● WHAT THE TASK ASKS
Repeat, exactly and completely, the material that follows. Omit the pictures.

[Excerpt from a dataset]
--*--

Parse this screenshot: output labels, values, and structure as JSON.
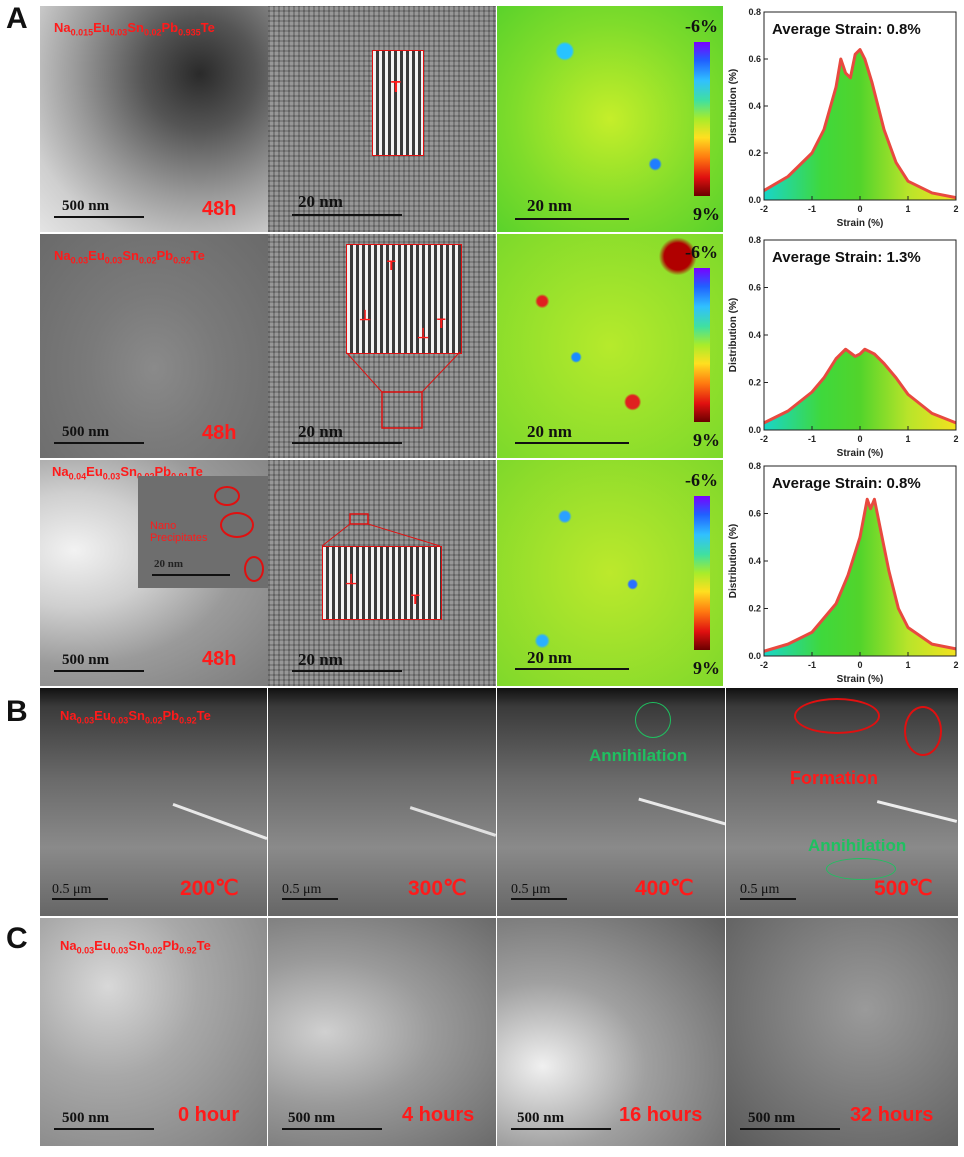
{
  "panel_letters": {
    "A": "A",
    "B": "B",
    "C": "C"
  },
  "panel_a": {
    "rows": [
      {
        "composition_html": "Na<sub>0.015</sub>Eu<sub>0.03</sub>Sn<sub>0.02</sub>Pb<sub>0.935</sub>Te",
        "time": "48h",
        "tem_scale": "500 nm",
        "hrtem_scale": "20 nm",
        "strain_scale": "20 nm",
        "cb_top": "-6%",
        "cb_bottom": "9%",
        "dislocation_marks": [
          "T"
        ],
        "average_strain": "Average Strain: 0.8%"
      },
      {
        "composition_html": "Na<sub>0.03</sub>Eu<sub>0.03</sub>Sn<sub>0.02</sub>Pb<sub>0.92</sub>Te",
        "time": "48h",
        "tem_scale": "500 nm",
        "hrtem_scale": "20 nm",
        "strain_scale": "20 nm",
        "cb_top": "-6%",
        "cb_bottom": "9%",
        "dislocation_marks": [
          "T",
          "⊥",
          "⊥",
          "T"
        ],
        "average_strain": "Average Strain: 1.3%"
      },
      {
        "composition_html": "Na<sub>0.04</sub>Eu<sub>0.03</sub>Sn<sub>0.02</sub>Pb<sub>0.91</sub>Te",
        "time": "48h",
        "tem_scale": "500 nm",
        "hrtem_scale": "20 nm",
        "strain_scale": "20 nm",
        "cb_top": "-6%",
        "cb_bottom": "9%",
        "inset_label": "Nano Precipitates",
        "inset_scale": "20 nm",
        "dislocation_marks": [
          "⊥",
          "T"
        ],
        "average_strain": "Average Strain: 0.8%"
      }
    ]
  },
  "panel_b": {
    "composition_html": "Na<sub>0.03</sub>Eu<sub>0.03</sub>Sn<sub>0.02</sub>Pb<sub>0.92</sub>Te",
    "scale": "0.5 μm",
    "temps": [
      "200℃",
      "300℃",
      "400℃",
      "500℃"
    ],
    "annihilation": "Annihilation",
    "formation": "Formation"
  },
  "panel_c": {
    "composition_html": "Na<sub>0.03</sub>Eu<sub>0.03</sub>Sn<sub>0.02</sub>Pb<sub>0.92</sub>Te",
    "scale": "500 nm",
    "times": [
      "0 hour",
      "4 hours",
      "16 hours",
      "32 hours"
    ]
  },
  "colors": {
    "red": "#ff1a1a",
    "green": "#1fc060",
    "curve": "#e8493f"
  },
  "chart_data": [
    {
      "type": "area",
      "title": "Average Strain: 0.8%",
      "xlabel": "Strain (%)",
      "ylabel": "Distribution (%)",
      "xlim": [
        -2,
        2
      ],
      "ylim": [
        0,
        0.8
      ],
      "xticks": [
        "-2",
        "-1",
        "0",
        "1",
        "2"
      ],
      "yticks": [
        "0.0",
        "0.2",
        "0.4",
        "0.6",
        "0.8"
      ],
      "x": [
        -2,
        -1.5,
        -1,
        -0.75,
        -0.5,
        -0.4,
        -0.3,
        -0.2,
        -0.1,
        0,
        0.1,
        0.25,
        0.5,
        0.75,
        1,
        1.5,
        2
      ],
      "y": [
        0.04,
        0.1,
        0.2,
        0.3,
        0.48,
        0.6,
        0.54,
        0.52,
        0.62,
        0.64,
        0.6,
        0.5,
        0.3,
        0.16,
        0.08,
        0.03,
        0.01
      ]
    },
    {
      "type": "area",
      "title": "Average Strain: 1.3%",
      "xlabel": "Strain (%)",
      "ylabel": "Distribution (%)",
      "xlim": [
        -2,
        2
      ],
      "ylim": [
        0,
        0.8
      ],
      "xticks": [
        "-2",
        "-1",
        "0",
        "1",
        "2"
      ],
      "yticks": [
        "0.0",
        "0.2",
        "0.4",
        "0.6",
        "0.8"
      ],
      "x": [
        -2,
        -1.5,
        -1,
        -0.75,
        -0.5,
        -0.3,
        -0.1,
        0,
        0.1,
        0.3,
        0.5,
        0.75,
        1,
        1.5,
        2
      ],
      "y": [
        0.03,
        0.08,
        0.16,
        0.22,
        0.3,
        0.34,
        0.31,
        0.32,
        0.34,
        0.32,
        0.28,
        0.22,
        0.15,
        0.07,
        0.03
      ]
    },
    {
      "type": "area",
      "title": "Average Strain: 0.8%",
      "xlabel": "Strain (%)",
      "ylabel": "Distribution (%)",
      "xlim": [
        -2,
        2
      ],
      "ylim": [
        0,
        0.8
      ],
      "xticks": [
        "-2",
        "-1",
        "0",
        "1",
        "2"
      ],
      "yticks": [
        "0.0",
        "0.2",
        "0.4",
        "0.6",
        "0.8"
      ],
      "x": [
        -2,
        -1.5,
        -1,
        -0.5,
        -0.25,
        0,
        0.15,
        0.22,
        0.3,
        0.4,
        0.6,
        0.8,
        1,
        1.5,
        2
      ],
      "y": [
        0.02,
        0.05,
        0.1,
        0.22,
        0.34,
        0.5,
        0.66,
        0.62,
        0.66,
        0.56,
        0.36,
        0.2,
        0.12,
        0.05,
        0.03
      ]
    }
  ]
}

--*--

● CORRECT RESPONSE
Parse this screenshot: output labels, values, and structure as JSON.
{
  "panel_letters": {
    "A": "A",
    "B": "B",
    "C": "C"
  },
  "panel_a": {
    "rows": [
      {
        "composition_html": "Na<sub>0.015</sub>Eu<sub>0.03</sub>Sn<sub>0.02</sub>Pb<sub>0.935</sub>Te",
        "time": "48h",
        "tem_scale": "500 nm",
        "hrtem_scale": "20 nm",
        "strain_scale": "20 nm",
        "cb_top": "-6%",
        "cb_bottom": "9%",
        "dislocation_marks": [
          "T"
        ],
        "average_strain": "Average Strain: 0.8%"
      },
      {
        "composition_html": "Na<sub>0.03</sub>Eu<sub>0.03</sub>Sn<sub>0.02</sub>Pb<sub>0.92</sub>Te",
        "time": "48h",
        "tem_scale": "500 nm",
        "hrtem_scale": "20 nm",
        "strain_scale": "20 nm",
        "cb_top": "-6%",
        "cb_bottom": "9%",
        "dislocation_marks": [
          "T",
          "⊥",
          "⊥",
          "T"
        ],
        "average_strain": "Average Strain: 1.3%"
      },
      {
        "composition_html": "Na<sub>0.04</sub>Eu<sub>0.03</sub>Sn<sub>0.02</sub>Pb<sub>0.91</sub>Te",
        "time": "48h",
        "tem_scale": "500 nm",
        "hrtem_scale": "20 nm",
        "strain_scale": "20 nm",
        "cb_top": "-6%",
        "cb_bottom": "9%",
        "inset_label": "Nano Precipitates",
        "inset_scale": "20 nm",
        "dislocation_marks": [
          "⊥",
          "T"
        ],
        "average_strain": "Average Strain: 0.8%"
      }
    ]
  },
  "panel_b": {
    "composition_html": "Na<sub>0.03</sub>Eu<sub>0.03</sub>Sn<sub>0.02</sub>Pb<sub>0.92</sub>Te",
    "scale": "0.5 μm",
    "temps": [
      "200℃",
      "300℃",
      "400℃",
      "500℃"
    ],
    "annihilation": "Annihilation",
    "formation": "Formation"
  },
  "panel_c": {
    "composition_html": "Na<sub>0.03</sub>Eu<sub>0.03</sub>Sn<sub>0.02</sub>Pb<sub>0.92</sub>Te",
    "scale": "500 nm",
    "times": [
      "0 hour",
      "4 hours",
      "16 hours",
      "32 hours"
    ]
  },
  "colors": {
    "red": "#ff1a1a",
    "green": "#1fc060",
    "curve": "#e8493f"
  },
  "chart_data": [
    {
      "type": "area",
      "title": "Average Strain: 0.8%",
      "xlabel": "Strain (%)",
      "ylabel": "Distribution (%)",
      "xlim": [
        -2,
        2
      ],
      "ylim": [
        0,
        0.8
      ],
      "xticks": [
        "-2",
        "-1",
        "0",
        "1",
        "2"
      ],
      "yticks": [
        "0.0",
        "0.2",
        "0.4",
        "0.6",
        "0.8"
      ],
      "x": [
        -2,
        -1.5,
        -1,
        -0.75,
        -0.5,
        -0.4,
        -0.3,
        -0.2,
        -0.1,
        0,
        0.1,
        0.25,
        0.5,
        0.75,
        1,
        1.5,
        2
      ],
      "y": [
        0.04,
        0.1,
        0.2,
        0.3,
        0.48,
        0.6,
        0.54,
        0.52,
        0.62,
        0.64,
        0.6,
        0.5,
        0.3,
        0.16,
        0.08,
        0.03,
        0.01
      ]
    },
    {
      "type": "area",
      "title": "Average Strain: 1.3%",
      "xlabel": "Strain (%)",
      "ylabel": "Distribution (%)",
      "xlim": [
        -2,
        2
      ],
      "ylim": [
        0,
        0.8
      ],
      "xticks": [
        "-2",
        "-1",
        "0",
        "1",
        "2"
      ],
      "yticks": [
        "0.0",
        "0.2",
        "0.4",
        "0.6",
        "0.8"
      ],
      "x": [
        -2,
        -1.5,
        -1,
        -0.75,
        -0.5,
        -0.3,
        -0.1,
        0,
        0.1,
        0.3,
        0.5,
        0.75,
        1,
        1.5,
        2
      ],
      "y": [
        0.03,
        0.08,
        0.16,
        0.22,
        0.3,
        0.34,
        0.31,
        0.32,
        0.34,
        0.32,
        0.28,
        0.22,
        0.15,
        0.07,
        0.03
      ]
    },
    {
      "type": "area",
      "title": "Average Strain: 0.8%",
      "xlabel": "Strain (%)",
      "ylabel": "Distribution (%)",
      "xlim": [
        -2,
        2
      ],
      "ylim": [
        0,
        0.8
      ],
      "xticks": [
        "-2",
        "-1",
        "0",
        "1",
        "2"
      ],
      "yticks": [
        "0.0",
        "0.2",
        "0.4",
        "0.6",
        "0.8"
      ],
      "x": [
        -2,
        -1.5,
        -1,
        -0.5,
        -0.25,
        0,
        0.15,
        0.22,
        0.3,
        0.4,
        0.6,
        0.8,
        1,
        1.5,
        2
      ],
      "y": [
        0.02,
        0.05,
        0.1,
        0.22,
        0.34,
        0.5,
        0.66,
        0.62,
        0.66,
        0.56,
        0.36,
        0.2,
        0.12,
        0.05,
        0.03
      ]
    }
  ]
}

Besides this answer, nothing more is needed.